• Exercise objective:
From the review of Cenotaph, quote word for word the passage between "With lowly expectation, I" and "passing paranoid episodes.", inclusive.

• Quoted passage:
----------
With lowly expectation, I tentatively picked up this fresh three track from a once adorned Oscillotron. Still rocked by the horrors of an eight year weight, the cursed fuzz of unsavory one hour noise-piece Oblivion still echos in my ears. Cenotaph is another distillation of sound, honing in on tension, dread and menace through the aesthetic powers of masterfully crafted shadowy synth. Some of its tones echo the great astral charms of its predecessors but stripped of melody and percussive groove to shape its form, these synths linger and brood in passing paranoid episodes.
Dystopian in nature, dark nightly settings take hold as its textures conjure a sense of observed dangers in brutalist architectural landscapes. One can imagine futuristic visions of societies obscured by technological integrations run amuck. Lifeless arpeggios spin a sense of cold menace, a watchful automated eye, inhuman authority.
----------
• Dataset content:
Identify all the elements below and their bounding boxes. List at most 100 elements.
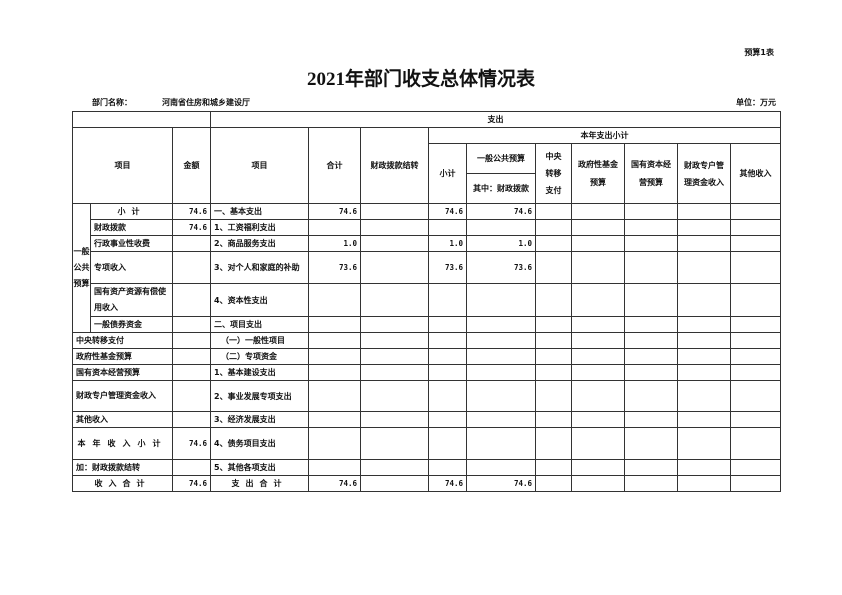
----------
• Reply:
With lowly expectation, I tentatively picked up this fresh three track from a once adorned Oscillotron. Still rocked by the horrors of an eight year weight, the cursed fuzz of unsavory one hour noise-piece Oblivion still echos in my ears. Cenotaph is another distillation of sound, honing in on tension, dread and menace through the aesthetic powers of masterfully crafted shadowy synth. Some of its tones echo the great astral charms of its predecessors but stripped of melody and percussive groove to shape its form, these synths linger and brood in passing paranoid episodes.